> _Goal of the exercise_: Each line that holds the word "lunettes" counts once; give the total for the records below and nothing else.

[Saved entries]
§

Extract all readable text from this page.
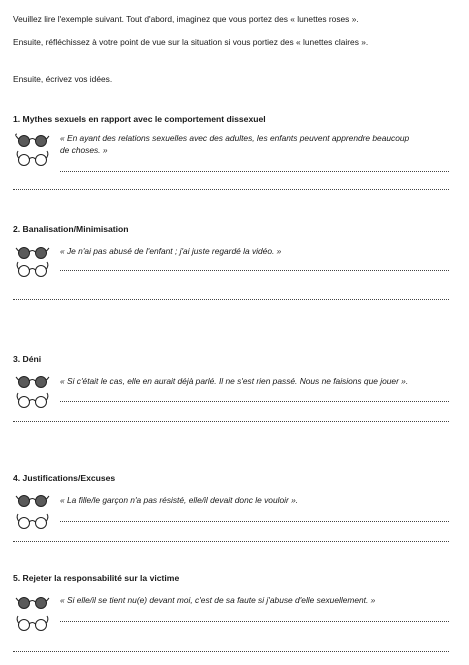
Veuillez lire l'exemple suivant. Tout d'abord, imaginez que vous portez des « lunettes roses ».
Ensuite, réfléchissez à votre point de vue sur la situation si vous portiez des « lunettes claires ».
Ensuite, écrivez vos idées.
1. Mythes sexuels en rapport avec le comportement dissexuel
« En ayant des relations sexuelles avec des adultes, les enfants peuvent apprendre beaucoup
de choses. »
2. Banalisation/Minimisation
« Je n'ai pas abusé de l'enfant ; j'ai juste regardé la vidéo. »
3. Déni
« Si c'était le cas, elle en aurait déjà parlé. Il ne s'est rien passé. Nous ne faisions que jouer ».
4. Justifications/Excuses
« La fille/le garçon n'a pas résisté, elle/il devait donc le vouloir ».
5. Rejeter la responsabilité sur la victime
« Si elle/il se tient nu(e) devant moi, c'est de sa faute si j'abuse d'elle sexuellement. »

§

> _Task response_: 2